> **Task instructions**: Output all the data exactly. Pictures do not belong in the copy.

> **Information provided**:

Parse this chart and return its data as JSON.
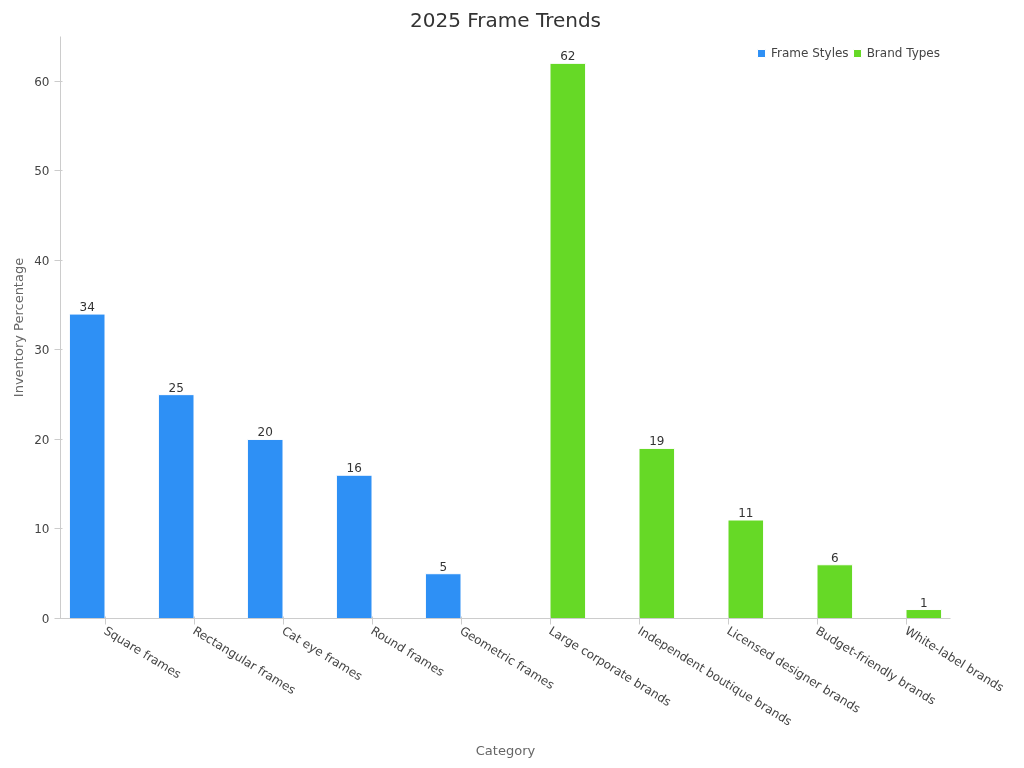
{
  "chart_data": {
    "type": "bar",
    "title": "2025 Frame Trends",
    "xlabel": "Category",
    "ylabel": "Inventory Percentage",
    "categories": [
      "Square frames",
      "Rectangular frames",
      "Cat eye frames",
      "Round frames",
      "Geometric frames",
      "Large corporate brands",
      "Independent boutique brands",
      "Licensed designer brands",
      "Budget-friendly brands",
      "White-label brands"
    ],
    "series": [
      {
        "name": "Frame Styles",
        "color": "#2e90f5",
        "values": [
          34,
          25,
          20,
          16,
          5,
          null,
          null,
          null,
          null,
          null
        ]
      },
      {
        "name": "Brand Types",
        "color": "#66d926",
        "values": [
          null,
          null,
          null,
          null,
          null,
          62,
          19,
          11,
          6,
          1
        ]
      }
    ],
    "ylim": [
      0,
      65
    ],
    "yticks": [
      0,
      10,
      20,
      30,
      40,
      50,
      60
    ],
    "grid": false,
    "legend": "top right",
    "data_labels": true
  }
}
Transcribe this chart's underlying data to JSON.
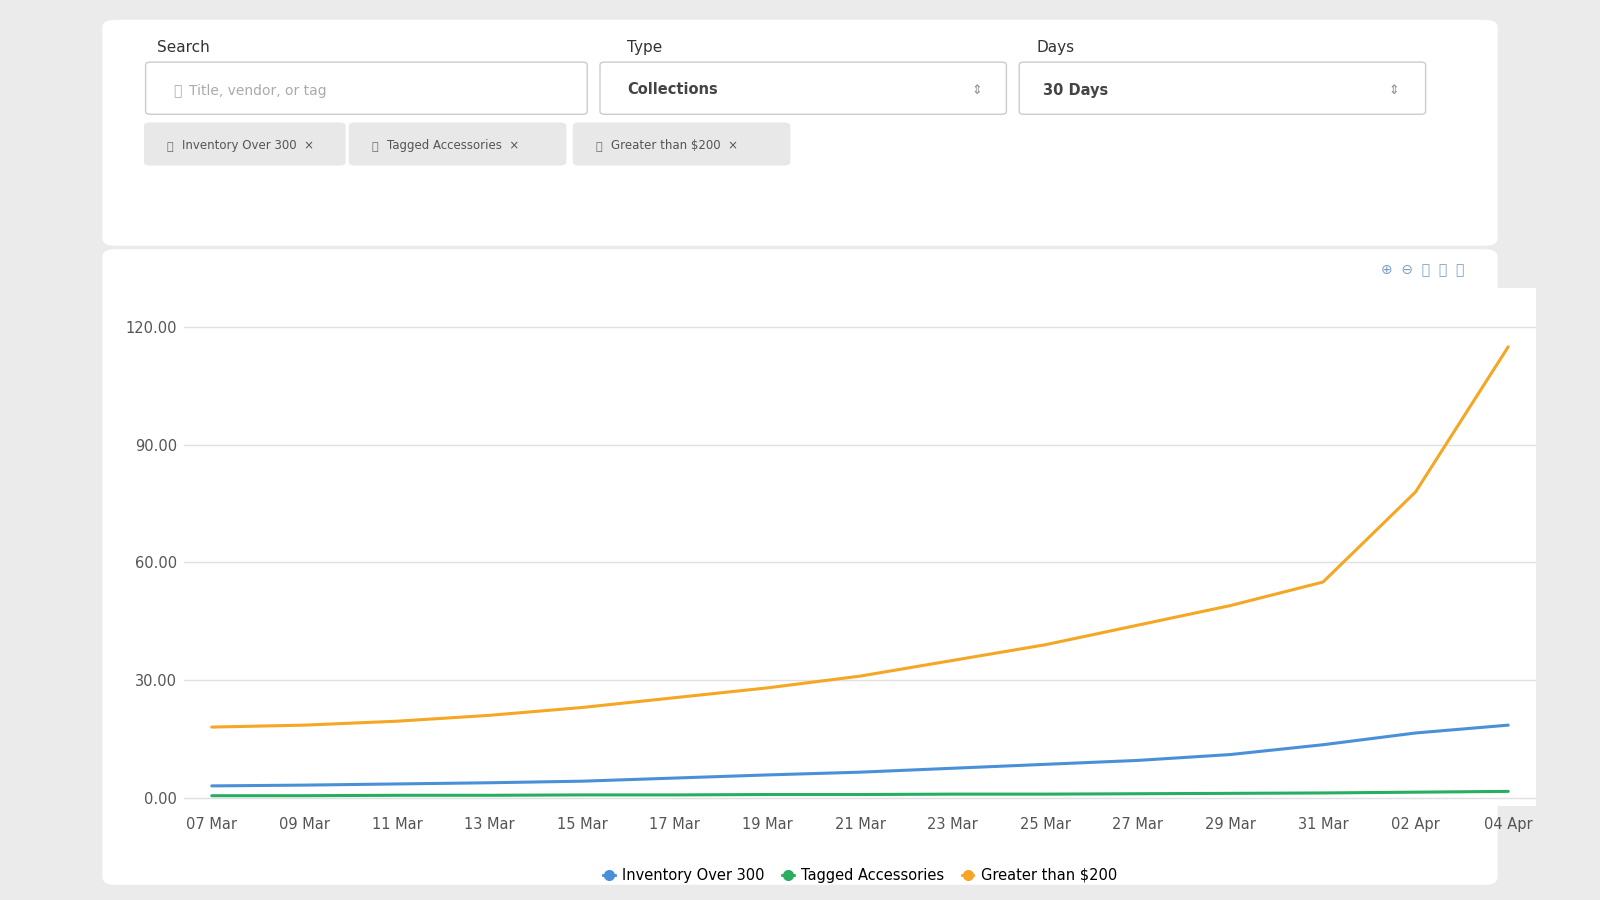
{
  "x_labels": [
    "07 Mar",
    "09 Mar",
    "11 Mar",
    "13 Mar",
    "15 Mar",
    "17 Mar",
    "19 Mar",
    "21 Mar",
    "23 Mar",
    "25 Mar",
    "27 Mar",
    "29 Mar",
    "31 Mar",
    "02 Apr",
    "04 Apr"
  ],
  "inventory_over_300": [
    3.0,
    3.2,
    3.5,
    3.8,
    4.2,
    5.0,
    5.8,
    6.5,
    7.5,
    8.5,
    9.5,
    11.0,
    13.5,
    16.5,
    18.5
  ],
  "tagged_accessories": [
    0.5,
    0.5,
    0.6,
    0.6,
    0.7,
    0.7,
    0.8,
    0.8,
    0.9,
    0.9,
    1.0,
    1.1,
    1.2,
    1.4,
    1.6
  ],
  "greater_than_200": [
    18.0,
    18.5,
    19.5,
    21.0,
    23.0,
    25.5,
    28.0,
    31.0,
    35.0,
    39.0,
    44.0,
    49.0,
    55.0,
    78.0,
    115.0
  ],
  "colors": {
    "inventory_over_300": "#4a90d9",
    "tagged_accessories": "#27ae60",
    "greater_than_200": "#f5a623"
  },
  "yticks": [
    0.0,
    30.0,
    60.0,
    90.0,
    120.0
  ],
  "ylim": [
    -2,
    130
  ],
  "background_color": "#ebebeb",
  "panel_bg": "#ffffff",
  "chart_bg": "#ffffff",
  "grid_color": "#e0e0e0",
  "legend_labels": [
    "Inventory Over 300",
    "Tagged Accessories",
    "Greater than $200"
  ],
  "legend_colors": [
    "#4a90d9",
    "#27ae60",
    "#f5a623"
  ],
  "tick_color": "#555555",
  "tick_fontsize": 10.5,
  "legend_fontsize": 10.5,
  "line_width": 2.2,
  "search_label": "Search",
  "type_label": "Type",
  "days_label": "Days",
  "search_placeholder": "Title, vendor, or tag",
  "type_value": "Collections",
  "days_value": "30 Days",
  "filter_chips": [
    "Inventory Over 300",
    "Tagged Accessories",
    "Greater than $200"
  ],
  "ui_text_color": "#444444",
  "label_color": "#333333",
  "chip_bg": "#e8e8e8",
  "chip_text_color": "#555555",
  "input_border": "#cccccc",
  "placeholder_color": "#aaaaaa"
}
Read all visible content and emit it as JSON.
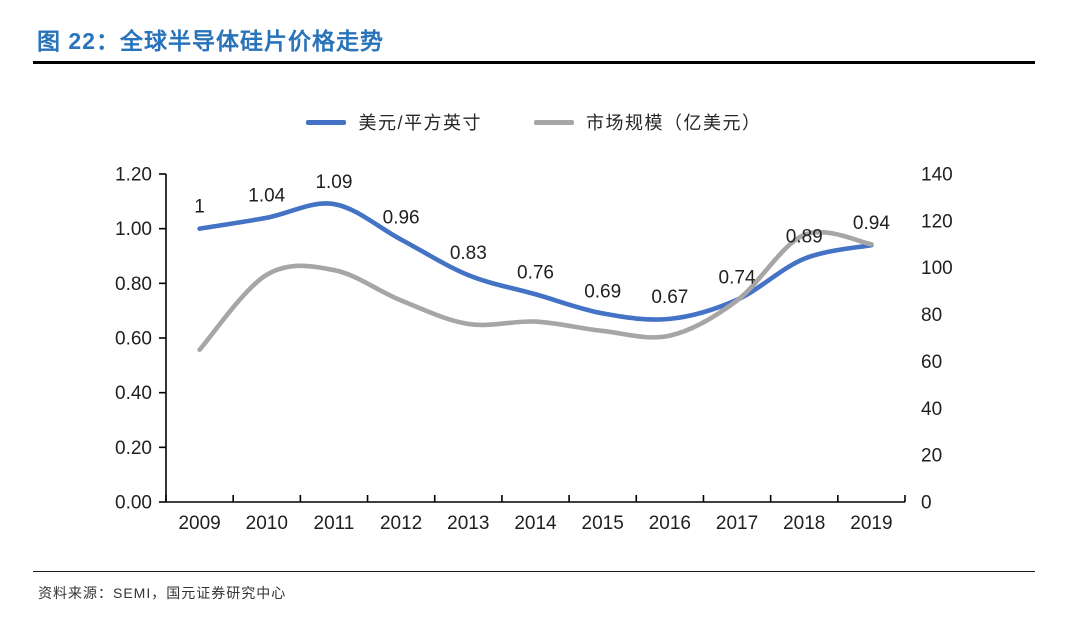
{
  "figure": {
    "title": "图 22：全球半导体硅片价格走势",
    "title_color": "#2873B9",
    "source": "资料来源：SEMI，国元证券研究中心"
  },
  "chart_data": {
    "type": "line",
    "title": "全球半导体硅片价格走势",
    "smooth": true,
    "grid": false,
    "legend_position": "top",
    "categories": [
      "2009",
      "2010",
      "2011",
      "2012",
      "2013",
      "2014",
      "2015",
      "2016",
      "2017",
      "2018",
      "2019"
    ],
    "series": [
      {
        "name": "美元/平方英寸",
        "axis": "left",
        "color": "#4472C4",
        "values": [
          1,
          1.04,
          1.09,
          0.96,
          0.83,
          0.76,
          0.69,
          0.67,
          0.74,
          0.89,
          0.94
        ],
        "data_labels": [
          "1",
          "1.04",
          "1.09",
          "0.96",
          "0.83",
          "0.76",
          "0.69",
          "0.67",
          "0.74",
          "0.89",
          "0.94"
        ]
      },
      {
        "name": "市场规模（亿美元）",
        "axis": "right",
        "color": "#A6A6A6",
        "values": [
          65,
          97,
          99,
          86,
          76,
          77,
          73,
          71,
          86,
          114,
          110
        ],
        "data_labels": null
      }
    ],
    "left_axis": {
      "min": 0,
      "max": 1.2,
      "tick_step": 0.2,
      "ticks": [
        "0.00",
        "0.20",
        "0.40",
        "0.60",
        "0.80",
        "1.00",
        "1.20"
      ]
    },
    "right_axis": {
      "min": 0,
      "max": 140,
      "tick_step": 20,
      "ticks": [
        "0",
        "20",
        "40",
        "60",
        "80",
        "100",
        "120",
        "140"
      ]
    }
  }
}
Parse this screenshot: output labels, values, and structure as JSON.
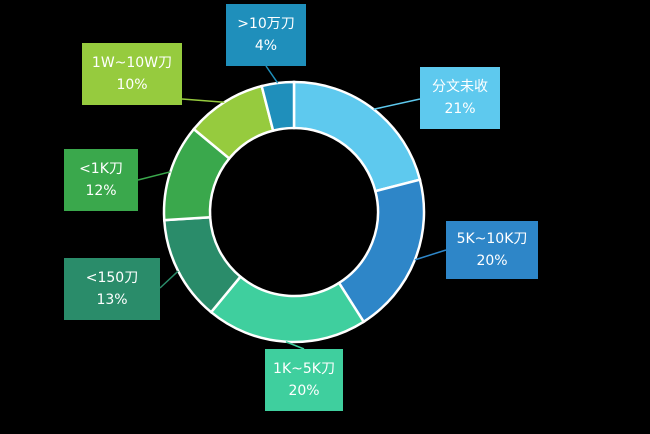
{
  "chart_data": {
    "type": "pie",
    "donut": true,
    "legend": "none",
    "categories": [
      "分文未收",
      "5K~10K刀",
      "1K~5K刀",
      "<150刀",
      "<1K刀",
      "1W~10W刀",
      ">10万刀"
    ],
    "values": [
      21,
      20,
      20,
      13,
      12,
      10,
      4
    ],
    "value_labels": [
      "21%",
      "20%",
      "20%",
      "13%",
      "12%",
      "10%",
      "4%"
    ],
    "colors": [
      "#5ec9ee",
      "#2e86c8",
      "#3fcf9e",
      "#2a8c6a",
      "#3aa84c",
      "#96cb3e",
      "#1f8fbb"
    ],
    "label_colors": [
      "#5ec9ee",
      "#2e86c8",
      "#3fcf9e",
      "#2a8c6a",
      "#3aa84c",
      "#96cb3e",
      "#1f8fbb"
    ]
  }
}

> **Task output**:
Parse this chart and return its data as JSON.
{
  "chart_data": {
    "type": "bar",
    "title": "2025 Frame Trends",
    "xlabel": "Category",
    "ylabel": "Inventory Percentage",
    "categories": [
      "Square frames",
      "Rectangular frames",
      "Cat eye frames",
      "Round frames",
      "Geometric frames",
      "Large corporate brands",
      "Independent boutique brands",
      "Licensed designer brands",
      "Budget-friendly brands",
      "White-label brands"
    ],
    "series": [
      {
        "name": "Frame Styles",
        "color": "#2e90f5",
        "values": [
          34,
          25,
          20,
          16,
          5,
          null,
          null,
          null,
          null,
          null
        ]
      },
      {
        "name": "Brand Types",
        "color": "#66d926",
        "values": [
          null,
          null,
          null,
          null,
          null,
          62,
          19,
          11,
          6,
          1
        ]
      }
    ],
    "ylim": [
      0,
      65
    ],
    "yticks": [
      0,
      10,
      20,
      30,
      40,
      50,
      60
    ],
    "grid": false,
    "legend": "top right",
    "data_labels": true
  }
}
Transcribe this chart's underlying data to JSON.
{
  "x_labels": [
    "07 Mar",
    "09 Mar",
    "11 Mar",
    "13 Mar",
    "15 Mar",
    "17 Mar",
    "19 Mar",
    "21 Mar",
    "23 Mar",
    "25 Mar",
    "27 Mar",
    "29 Mar",
    "31 Mar",
    "02 Apr",
    "04 Apr"
  ],
  "inventory_over_300": [
    3.0,
    3.2,
    3.5,
    3.8,
    4.2,
    5.0,
    5.8,
    6.5,
    7.5,
    8.5,
    9.5,
    11.0,
    13.5,
    16.5,
    18.5
  ],
  "tagged_accessories": [
    0.5,
    0.5,
    0.6,
    0.6,
    0.7,
    0.7,
    0.8,
    0.8,
    0.9,
    0.9,
    1.0,
    1.1,
    1.2,
    1.4,
    1.6
  ],
  "greater_than_200": [
    18.0,
    18.5,
    19.5,
    21.0,
    23.0,
    25.5,
    28.0,
    31.0,
    35.0,
    39.0,
    44.0,
    49.0,
    55.0,
    78.0,
    115.0
  ],
  "colors": {
    "inventory_over_300": "#4a90d9",
    "tagged_accessories": "#27ae60",
    "greater_than_200": "#f5a623"
  },
  "yticks": [
    0.0,
    30.0,
    60.0,
    90.0,
    120.0
  ],
  "ylim": [
    -2,
    130
  ],
  "background_color": "#ebebeb",
  "panel_bg": "#ffffff",
  "chart_bg": "#ffffff",
  "grid_color": "#e0e0e0",
  "legend_labels": [
    "Inventory Over 300",
    "Tagged Accessories",
    "Greater than $200"
  ],
  "legend_colors": [
    "#4a90d9",
    "#27ae60",
    "#f5a623"
  ],
  "tick_color": "#555555",
  "tick_fontsize": 10.5,
  "legend_fontsize": 10.5,
  "line_width": 2.2,
  "search_label": "Search",
  "type_label": "Type",
  "days_label": "Days",
  "search_placeholder": "Title, vendor, or tag",
  "type_value": "Collections",
  "days_value": "30 Days",
  "filter_chips": [
    "Inventory Over 300",
    "Tagged Accessories",
    "Greater than $200"
  ],
  "ui_text_color": "#444444",
  "label_color": "#333333",
  "chip_bg": "#e8e8e8",
  "chip_text_color": "#555555",
  "input_border": "#cccccc",
  "placeholder_color": "#aaaaaa"
}
Read all visible content and emit it as JSON.
{
  "figure": {
    "title": "图 22：全球半导体硅片价格走势",
    "title_color": "#2873B9",
    "source": "资料来源：SEMI，国元证券研究中心"
  },
  "chart_data": {
    "type": "line",
    "title": "全球半导体硅片价格走势",
    "smooth": true,
    "grid": false,
    "legend_position": "top",
    "categories": [
      "2009",
      "2010",
      "2011",
      "2012",
      "2013",
      "2014",
      "2015",
      "2016",
      "2017",
      "2018",
      "2019"
    ],
    "series": [
      {
        "name": "美元/平方英寸",
        "axis": "left",
        "color": "#4472C4",
        "values": [
          1,
          1.04,
          1.09,
          0.96,
          0.83,
          0.76,
          0.69,
          0.67,
          0.74,
          0.89,
          0.94
        ],
        "data_labels": [
          "1",
          "1.04",
          "1.09",
          "0.96",
          "0.83",
          "0.76",
          "0.69",
          "0.67",
          "0.74",
          "0.89",
          "0.94"
        ]
      },
      {
        "name": "市场规模（亿美元）",
        "axis": "right",
        "color": "#A6A6A6",
        "values": [
          65,
          97,
          99,
          86,
          76,
          77,
          73,
          71,
          86,
          114,
          110
        ],
        "data_labels": null
      }
    ],
    "left_axis": {
      "min": 0,
      "max": 1.2,
      "tick_step": 0.2,
      "ticks": [
        "0.00",
        "0.20",
        "0.40",
        "0.60",
        "0.80",
        "1.00",
        "1.20"
      ]
    },
    "right_axis": {
      "min": 0,
      "max": 140,
      "tick_step": 20,
      "ticks": [
        "0",
        "20",
        "40",
        "60",
        "80",
        "100",
        "120",
        "140"
      ]
    }
  }
}
Parse this screenshot: output labels, values, and structure as JSON.
{
  "chart_data": {
    "type": "pie",
    "donut": true,
    "legend": "none",
    "categories": [
      "分文未收",
      "5K~10K刀",
      "1K~5K刀",
      "<150刀",
      "<1K刀",
      "1W~10W刀",
      ">10万刀"
    ],
    "values": [
      21,
      20,
      20,
      13,
      12,
      10,
      4
    ],
    "value_labels": [
      "21%",
      "20%",
      "20%",
      "13%",
      "12%",
      "10%",
      "4%"
    ],
    "colors": [
      "#5ec9ee",
      "#2e86c8",
      "#3fcf9e",
      "#2a8c6a",
      "#3aa84c",
      "#96cb3e",
      "#1f8fbb"
    ],
    "label_colors": [
      "#5ec9ee",
      "#2e86c8",
      "#3fcf9e",
      "#2a8c6a",
      "#3aa84c",
      "#96cb3e",
      "#1f8fbb"
    ]
  }
}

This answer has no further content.